▸ **The exercise**
Here are some entries; quote each one exactly.

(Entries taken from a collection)
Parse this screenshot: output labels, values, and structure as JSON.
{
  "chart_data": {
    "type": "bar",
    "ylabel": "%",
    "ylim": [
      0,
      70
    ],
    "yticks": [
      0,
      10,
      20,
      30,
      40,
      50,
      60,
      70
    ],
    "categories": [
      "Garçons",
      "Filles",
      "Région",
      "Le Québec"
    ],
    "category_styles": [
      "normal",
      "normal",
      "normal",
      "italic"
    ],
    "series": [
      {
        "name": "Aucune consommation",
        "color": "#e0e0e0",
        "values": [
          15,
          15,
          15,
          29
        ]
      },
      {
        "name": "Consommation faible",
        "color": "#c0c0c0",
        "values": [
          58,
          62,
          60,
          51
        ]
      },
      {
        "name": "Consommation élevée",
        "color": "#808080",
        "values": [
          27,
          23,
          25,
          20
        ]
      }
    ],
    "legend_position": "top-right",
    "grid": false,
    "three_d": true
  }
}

▸ **Written solution**
Parse this screenshot: output labels, values, and structure as JSON.
{
  "chart_data": {
    "type": "bar",
    "ylabel": "%",
    "ylim": [
      0,
      70
    ],
    "yticks": [
      0,
      10,
      20,
      30,
      40,
      50,
      60,
      70
    ],
    "categories": [
      "Garçons",
      "Filles",
      "Région",
      "Le Québec"
    ],
    "category_styles": [
      "normal",
      "normal",
      "normal",
      "italic"
    ],
    "series": [
      {
        "name": "Aucune consommation",
        "color": "#e0e0e0",
        "values": [
          15,
          15,
          15,
          29
        ]
      },
      {
        "name": "Consommation faible",
        "color": "#c0c0c0",
        "values": [
          58,
          62,
          60,
          51
        ]
      },
      {
        "name": "Consommation élevée",
        "color": "#808080",
        "values": [
          27,
          23,
          25,
          20
        ]
      }
    ],
    "legend_position": "top-right",
    "grid": false,
    "three_d": true
  }
}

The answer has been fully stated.